• PROVIDED DATA:
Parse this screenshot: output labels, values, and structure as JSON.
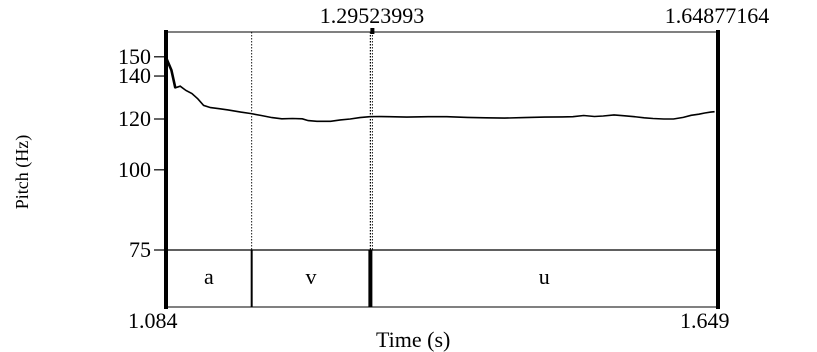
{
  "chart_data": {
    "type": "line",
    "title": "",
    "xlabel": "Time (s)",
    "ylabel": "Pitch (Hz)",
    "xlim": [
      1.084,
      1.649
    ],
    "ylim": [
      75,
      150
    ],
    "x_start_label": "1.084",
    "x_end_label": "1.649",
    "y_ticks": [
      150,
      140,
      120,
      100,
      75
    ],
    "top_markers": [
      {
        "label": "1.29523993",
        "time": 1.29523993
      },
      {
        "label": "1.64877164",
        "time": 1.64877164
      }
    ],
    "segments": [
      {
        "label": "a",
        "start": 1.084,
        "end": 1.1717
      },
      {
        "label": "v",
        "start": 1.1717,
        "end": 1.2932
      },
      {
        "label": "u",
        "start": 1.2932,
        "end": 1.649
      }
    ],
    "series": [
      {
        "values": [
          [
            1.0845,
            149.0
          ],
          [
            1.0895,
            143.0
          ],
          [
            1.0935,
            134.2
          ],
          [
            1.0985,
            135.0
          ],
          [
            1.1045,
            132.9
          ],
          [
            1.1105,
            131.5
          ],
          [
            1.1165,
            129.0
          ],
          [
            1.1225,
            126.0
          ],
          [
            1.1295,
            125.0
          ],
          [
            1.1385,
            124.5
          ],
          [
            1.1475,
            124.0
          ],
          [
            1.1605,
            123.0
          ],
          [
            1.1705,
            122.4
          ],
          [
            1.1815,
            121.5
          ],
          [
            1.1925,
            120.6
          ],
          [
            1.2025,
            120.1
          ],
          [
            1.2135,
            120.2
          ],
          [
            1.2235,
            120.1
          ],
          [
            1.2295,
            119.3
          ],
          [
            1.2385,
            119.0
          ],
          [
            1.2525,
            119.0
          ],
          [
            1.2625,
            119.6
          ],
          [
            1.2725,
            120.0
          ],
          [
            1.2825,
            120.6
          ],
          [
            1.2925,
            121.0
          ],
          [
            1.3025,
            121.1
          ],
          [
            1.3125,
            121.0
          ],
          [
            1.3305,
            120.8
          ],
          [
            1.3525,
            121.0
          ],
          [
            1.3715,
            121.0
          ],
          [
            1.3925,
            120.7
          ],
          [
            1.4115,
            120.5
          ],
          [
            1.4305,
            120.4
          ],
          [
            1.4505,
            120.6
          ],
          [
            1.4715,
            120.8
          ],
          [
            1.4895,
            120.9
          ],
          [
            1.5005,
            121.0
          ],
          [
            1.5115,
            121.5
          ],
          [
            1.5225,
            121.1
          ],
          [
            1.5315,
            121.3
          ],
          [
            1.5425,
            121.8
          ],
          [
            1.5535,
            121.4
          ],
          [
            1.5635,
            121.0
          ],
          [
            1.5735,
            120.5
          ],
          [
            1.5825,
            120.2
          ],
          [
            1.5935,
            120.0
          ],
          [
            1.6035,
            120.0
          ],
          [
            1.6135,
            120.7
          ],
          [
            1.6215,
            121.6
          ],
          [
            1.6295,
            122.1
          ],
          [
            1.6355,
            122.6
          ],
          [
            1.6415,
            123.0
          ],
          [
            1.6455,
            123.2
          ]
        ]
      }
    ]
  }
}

• TASK GOAL: Filter the listing for the word "values" and copy every line that holds it.

• OUTPUT:
Parse this screenshot: output labels, values, and structure as JSON.
        "values": [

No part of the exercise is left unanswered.